Reputation: 1983
I have a dataframe df
like this:
region | model | metrics |
---|---|---|
Tokyo | ARIMA | 0.1 |
Tokyo | FeedForward | 0.2 |
Tokyo | DeepAR | 0.3 |
Osaka | ARIMA | 0.5 |
Osaka | FeedForward | 0.2 |
Osaka | DeepAR | 0.1 |
I want to group this by region
and return the minimum value of metrics
in each group, as well as the model
value where the metrics
is minimum.
The expected result:
region | model | metrics |
---|---|---|
Tokyo | ARIMA | 0.1 |
Osaka | DeepAR | 0.1 |
I tried to do it like below, but I'm not sure how I can complete it:
df.groupby("region").agg({'metrics':'min', ####... })
Maybe use argmin
? Any help will be appreciated. Thanks!

-- Data --
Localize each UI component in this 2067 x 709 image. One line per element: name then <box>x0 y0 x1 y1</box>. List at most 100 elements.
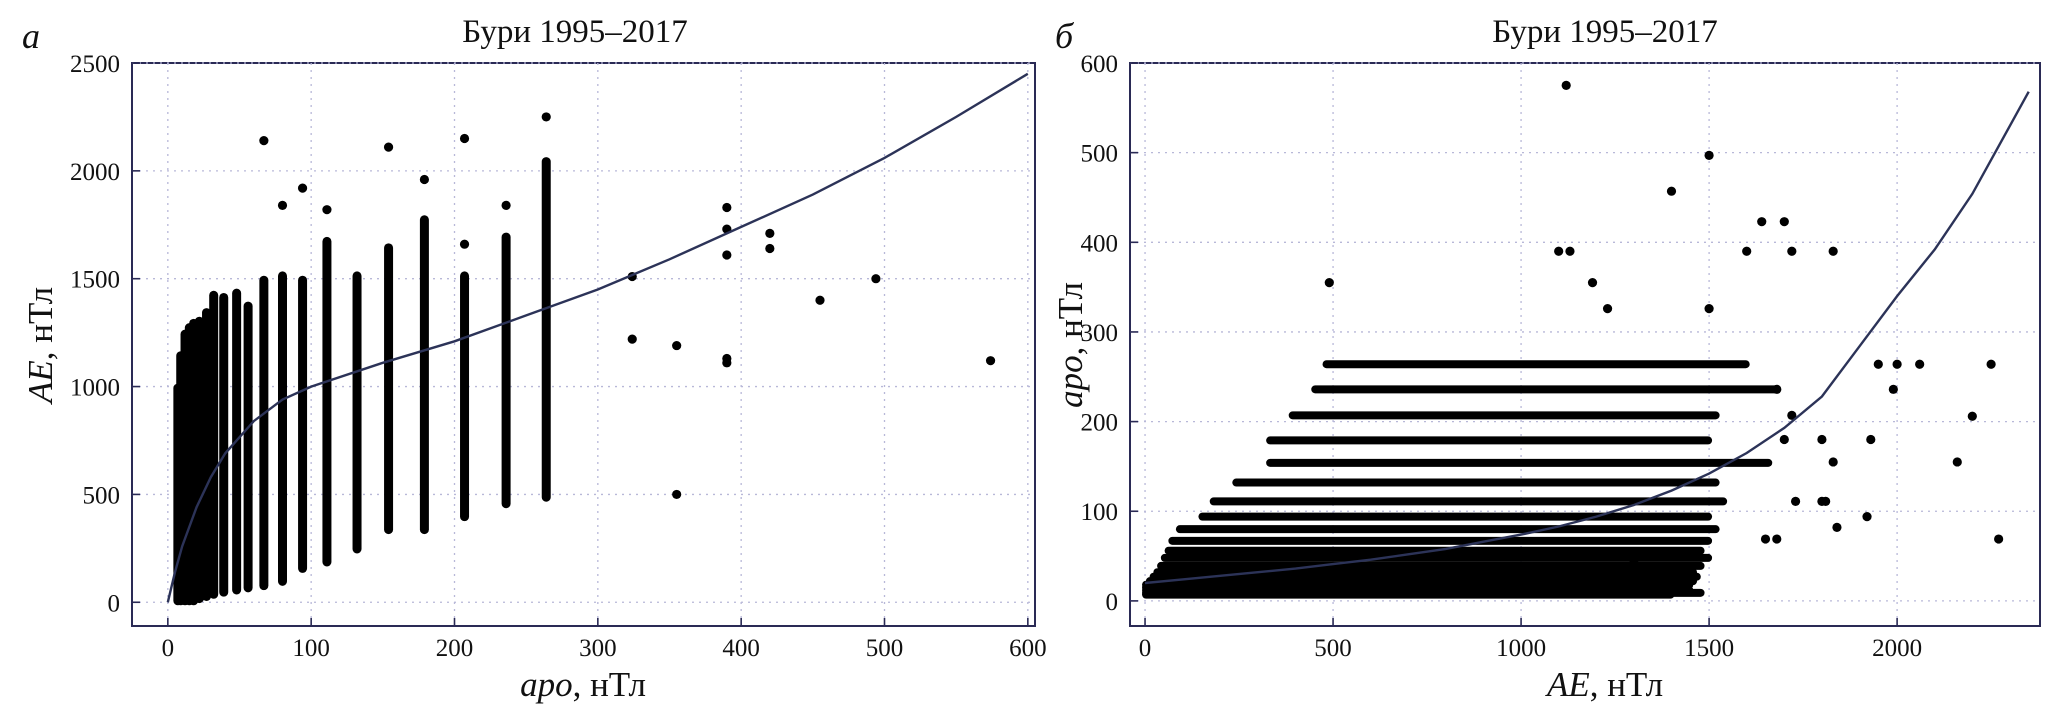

-- What this task involves --
Extend the forum thread on finding each region's minimum metric and its model, beginning after its final sentence. The listing has no role in this exercise.

-- Response to this task --
Upvotes: 3
Views: 3158
Reputation: 18306
You can find the index of the minimum metric of each group and then loc
with it into the original frame:
# not sorting to keep the original order of appearance of regions
min_inds = df.groupby("region", sort=False).metrics.idxmin()
result = df.loc[min_inds]
to get
>>> result
region model metrics
0 Tokyo ARIMA 0.1
5 Osaka DeepAR 0.1
(may the forecasting be fun!)
Upvotes: 3
Reputation: 484
How about sort by value of metrics and drop duplicates remaining the smallest one like this.
df.sort_values("metrics").drop_duplicates(['region'], keep='first')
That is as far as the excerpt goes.